--- start The input ---

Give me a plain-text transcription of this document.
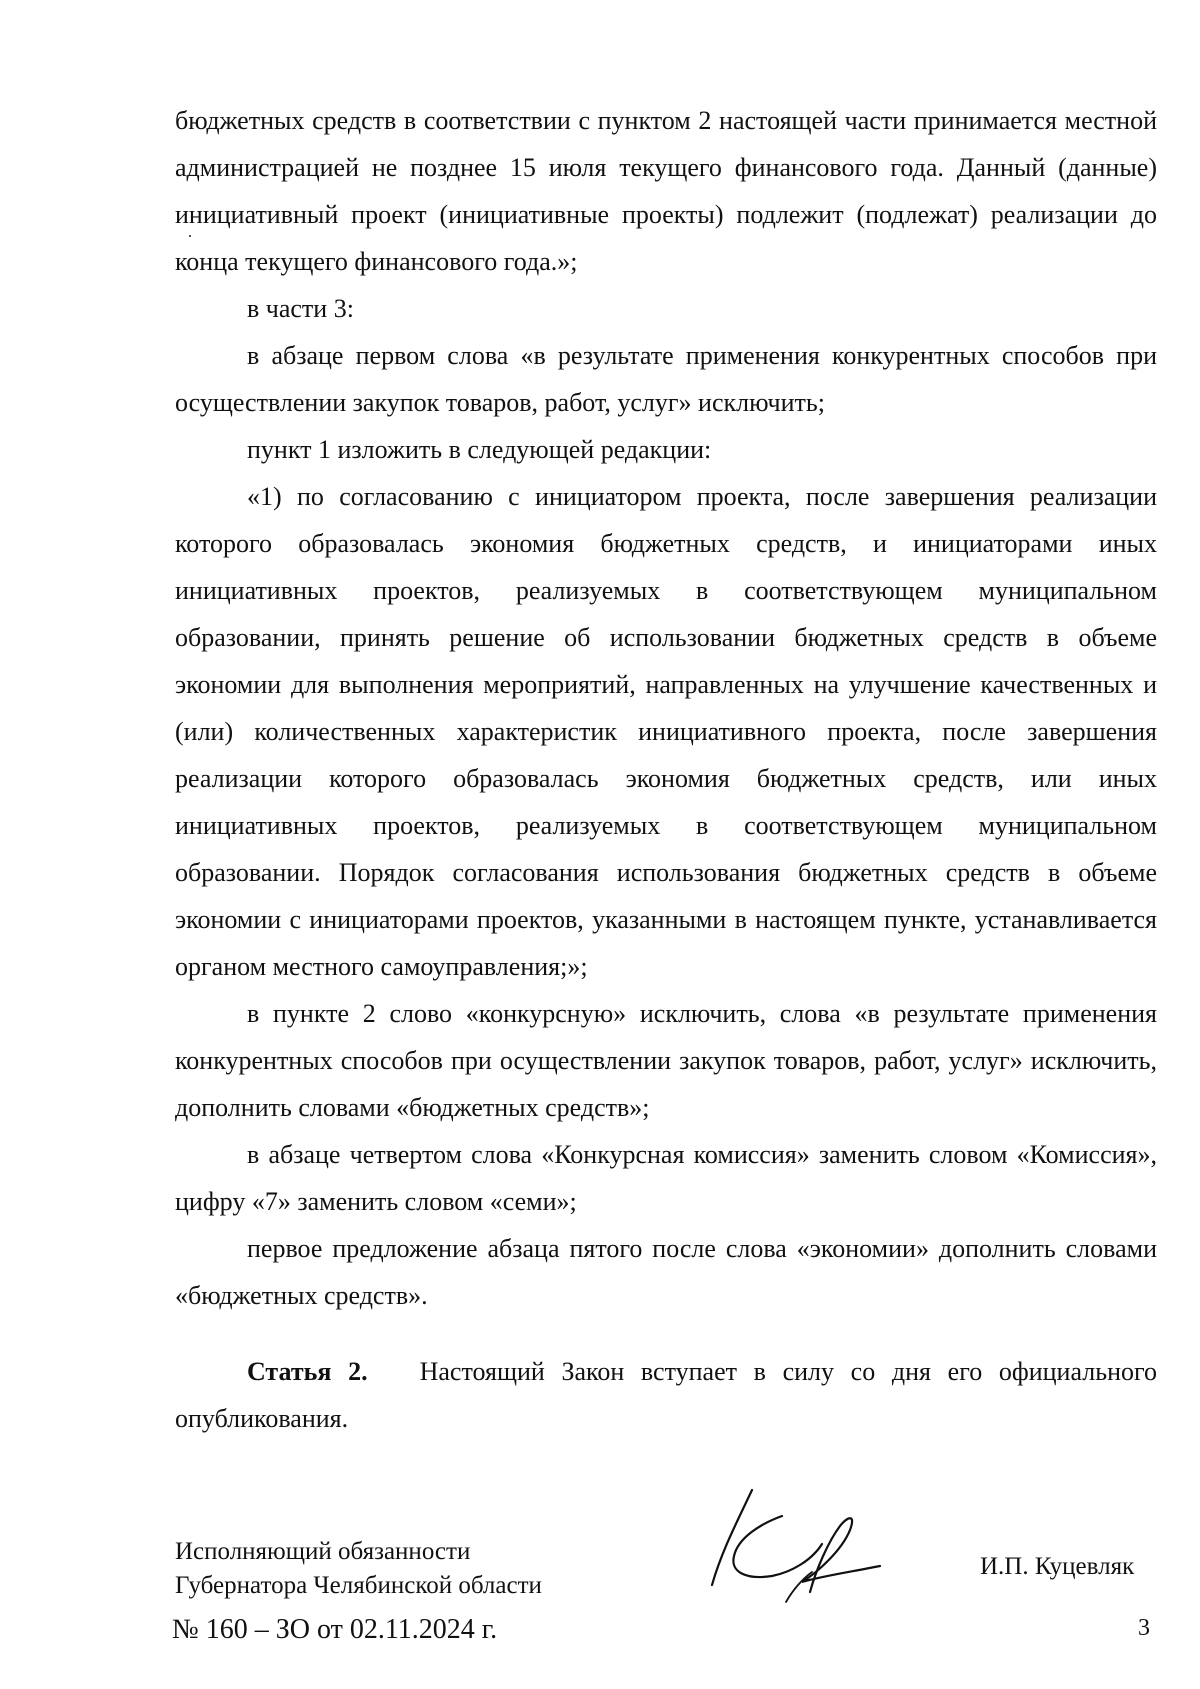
бюджетных средств в соответствии с пунктом 2 настоящей части принимается местной администрацией не позднее 15 июля текущего финансового года. Данный (данные) инициативный проект (инициативные проекты) подлежит (подлежат) реализации до конца текущего финансового года.»;

в части 3:

в абзаце первом слова «в результате применения конкурентных способов при осуществлении закупок товаров, работ, услуг» исключить;

пункт 1 изложить в следующей редакции:

«1) по согласованию с инициатором проекта, после завершения реализации которого образовалась экономия бюджетных средств, и инициаторами иных инициативных проектов, реализуемых в соответствующем муниципальном образовании, принять решение об использовании бюджетных средств в объеме экономии для выполнения мероприятий, направленных на улучшение качественных и (или) количественных характеристик инициативного проекта, после завершения реализации которого образовалась экономия бюджетных средств, или иных инициативных проектов, реализуемых в соответствующем муниципальном образовании. Порядок согласования использования бюджетных средств в объеме экономии с инициаторами проектов, указанными в настоящем пункте, устанавливается органом местного самоуправления;»;

в пункте 2 слово «конкурсную» исключить, слова «в результате применения конкурентных способов при осуществлении закупок товаров, работ, услуг» исключить, дополнить словами «бюджетных средств»;

в абзаце четвертом слова «Конкурсная комиссия» заменить словом «Комиссия», цифру «7» заменить словом «семи»;

первое предложение абзаца пятого после слова «экономии» дополнить словами «бюджетных средств».

Статья 2. Настоящий Закон вступает в силу со дня его официального опубликования.

Исполняющий обязанности
Губернатора Челябинской области
И.П. Куцевляк
№ 160 – ЗО от 02.11.2024 г.	3
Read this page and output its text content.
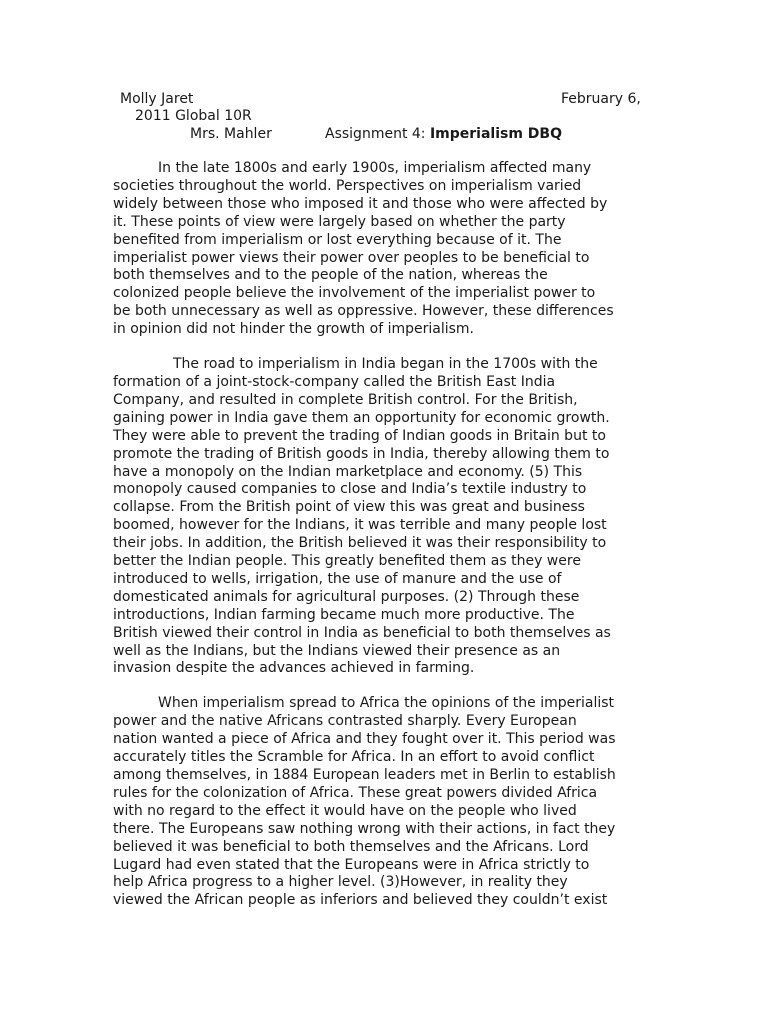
Molly Jaret	February 6,
2011 Global 10R
Mrs. Mahler	Assignment 4: Imperialism DBQ
In the late 1800s and early 1900s, imperialism affected many
societies throughout the world. Perspectives on imperialism varied
widely between those who imposed it and those who were affected by
it. These points of view were largely based on whether the party
benefited from imperialism or lost everything because of it. The
imperialist power views their power over peoples to be beneficial to
both themselves and to the people of the nation, whereas the
colonized people believe the involvement of the imperialist power to
be both unnecessary as well as oppressive. However, these differences
in opinion did not hinder the growth of imperialism.
The road to imperialism in India began in the 1700s with the
formation of a joint-stock-company called the British East India
Company, and resulted in complete British control. For the British,
gaining power in India gave them an opportunity for economic growth.
They were able to prevent the trading of Indian goods in Britain but to
promote the trading of British goods in India, thereby allowing them to
have a monopoly on the Indian marketplace and economy. (5) This
monopoly caused companies to close and India’s textile industry to
collapse. From the British point of view this was great and business
boomed, however for the Indians, it was terrible and many people lost
their jobs. In addition, the British believed it was their responsibility to
better the Indian people. This greatly benefited them as they were
introduced to wells, irrigation, the use of manure and the use of
domesticated animals for agricultural purposes. (2) Through these
introductions, Indian farming became much more productive. The
British viewed their control in India as beneficial to both themselves as
well as the Indians, but the Indians viewed their presence as an
invasion despite the advances achieved in farming.
When imperialism spread to Africa the opinions of the imperialist
power and the native Africans contrasted sharply. Every European
nation wanted a piece of Africa and they fought over it. This period was
accurately titles the Scramble for Africa. In an effort to avoid conflict
among themselves, in 1884 European leaders met in Berlin to establish
rules for the colonization of Africa. These great powers divided Africa
with no regard to the effect it would have on the people who lived
there. The Europeans saw nothing wrong with their actions, in fact they
believed it was beneficial to both themselves and the Africans. Lord
Lugard had even stated that the Europeans were in Africa strictly to
help Africa progress to a higher level. (3)However, in reality they
viewed the African people as inferiors and believed they couldn’t exist
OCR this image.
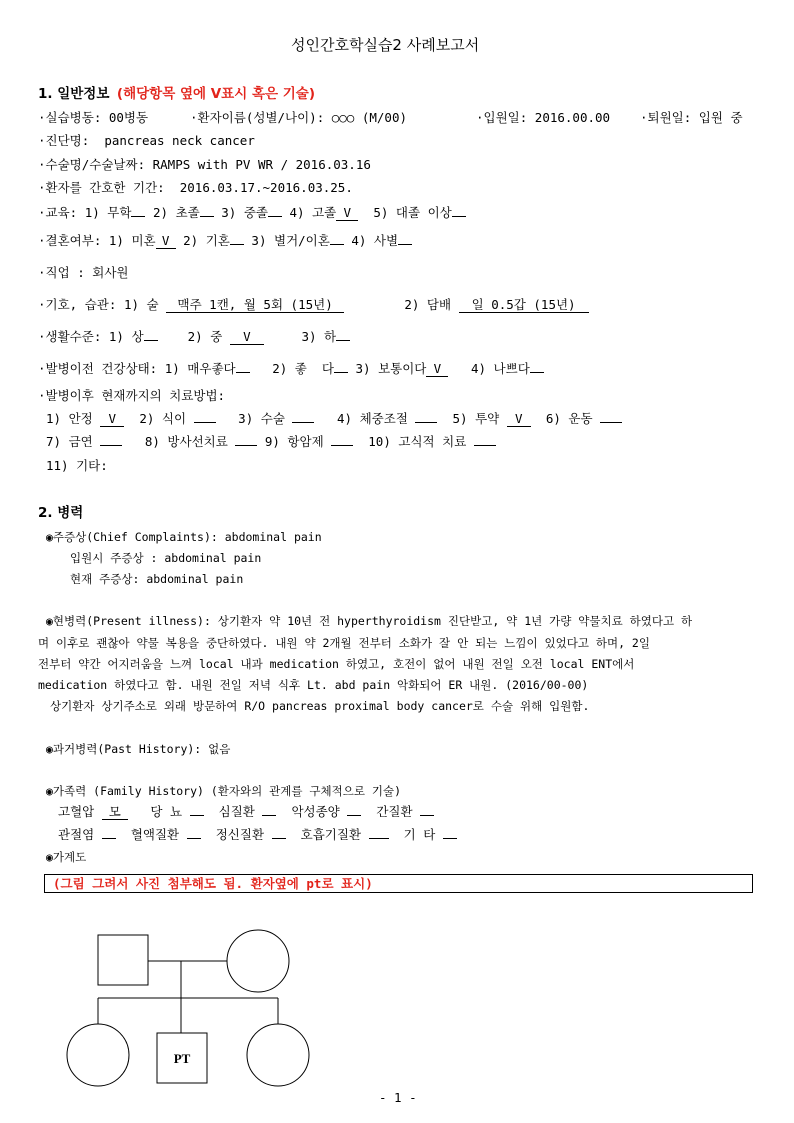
성인간호학실습2 사례보고서
1. 일반정보 (해당항목 옆에 V표시 혹은 기술)
·실습병동: 00병동	·환자이름(성별/나이): ○○○ (M/00)	·입원일: 2016.00.00 ·퇴원일: 입원 중
·진단명:  pancreas neck cancer
·수술명/수술날짜: RAMPS with PV WR / 2016.03.16
·환자를 간호한 기간:  2016.03.17.~2016.03.25.
·교육: 1) 무학 2) 초졸 3) 중졸 4) 고졸 V 5) 대졸 이상
·결혼여부: 1) 미혼 V 2) 기혼 3) 별거/이혼 4) 사별
·직업 : 회사원
·기호, 습관: 1) 술 맥주 1캔, 월 5회 (15년)	2) 담배 일 0.5갑 (15년)
·생활수준: 1) 상	2) 중 V	3) 하
·발병이전 건강상태: 1) 매우좋다	2) 좋  다 3) 보통이다 V 4) 나쁘다
·발병이후 현재까지의 치료방법:
1) 안정 V 2) 식이	3) 수술	4) 체중조절	5) 투약 V 6) 운동
7) 금연	8) 방사선치료	9) 항암제	10) 고식적 치료
11) 기타:
2. 병력
◉주증상(Chief Complaints): abdominal pain
입원시 주증상 : abdominal pain
현재 주증상: abdominal pain
◉현병력(Present illness): 상기환자 약 10년 전 hyperthyroidism 진단받고, 약 1년 가량 약물치료 하였다고 하
며 이후로 괜찮아 약물 복용을 중단하였다. 내원 약 2개월 전부터 소화가 잘 안 되는 느낌이 있었다고 하며, 2일
전부터 약간 어지러움을 느껴 local 내과 medication 하였고, 호전이 없어 내원 전일 오전 local ENT에서
medication 하였다고 함. 내원 전일 저녁 식후 Lt. abd pain 악화되어 ER 내원. (2016/00-00)
상기환자 상기주소로 외래 방문하여 R/O pancreas proximal body cancer로 수술 위해 입원함.
◉과거병력(Past History): 없음
◉가족력 (Family History) (환자와의 관계를 구체적으로 기술)
고혈압 모 당 뇨	심질환	악성종양	간질환
관절염	혈액질환	정신질환	호흡기질환	기 타
◉가계도
(그림 그려서 사진 첨부해도 됨. 환자옆에 pt로 표시)
PT
- 1 -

--- end The input ---

• Problem statement:
Write out the lines of the listing from the one that holds "OCR this image." to the very last line, both included, exactly as they appear and without any pictures.

• Finished answer:
OCR this image.
성인간호학실습2 사례보고서
1. 일반정보 (해당항목 옆에 V표시 혹은 기술)
·실습병동: 00병동	·환자이름(성별/나이): ○○○ (M/00)	·입원일: 2016.00.00 ·퇴원일: 입원 중
·진단명:  pancreas neck cancer
·수술명/수술날짜: RAMPS with PV WR / 2016.03.16
·환자를 간호한 기간:  2016.03.17.~2016.03.25.
·교육: 1) 무학 2) 초졸 3) 중졸 4) 고졸 V 5) 대졸 이상
·결혼여부: 1) 미혼 V 2) 기혼 3) 별거/이혼 4) 사별
·직업 : 회사원
·기호, 습관: 1) 술 맥주 1캔, 월 5회 (15년)	2) 담배 일 0.5갑 (15년)
·생활수준: 1) 상	2) 중 V	3) 하
·발병이전 건강상태: 1) 매우좋다	2) 좋  다 3) 보통이다 V 4) 나쁘다
·발병이후 현재까지의 치료방법:
1) 안정 V 2) 식이	3) 수술	4) 체중조절	5) 투약 V 6) 운동
7) 금연	8) 방사선치료	9) 항암제	10) 고식적 치료
11) 기타:
2. 병력
◉주증상(Chief Complaints): abdominal pain
입원시 주증상 : abdominal pain
현재 주증상: abdominal pain
◉현병력(Present illness): 상기환자 약 10년 전 hyperthyroidism 진단받고, 약 1년 가량 약물치료 하였다고 하
며 이후로 괜찮아 약물 복용을 중단하였다. 내원 약 2개월 전부터 소화가 잘 안 되는 느낌이 있었다고 하며, 2일
전부터 약간 어지러움을 느껴 local 내과 medication 하였고, 호전이 없어 내원 전일 오전 local ENT에서
medication 하였다고 함. 내원 전일 저녁 식후 Lt. abd pain 악화되어 ER 내원. (2016/00-00)
상기환자 상기주소로 외래 방문하여 R/O pancreas proximal body cancer로 수술 위해 입원함.
◉과거병력(Past History): 없음
◉가족력 (Family History) (환자와의 관계를 구체적으로 기술)
고혈압 모 당 뇨	심질환	악성종양	간질환
관절염	혈액질환	정신질환	호흡기질환	기 타
◉가계도
(그림 그려서 사진 첨부해도 됨. 환자옆에 pt로 표시)
PT
- 1 -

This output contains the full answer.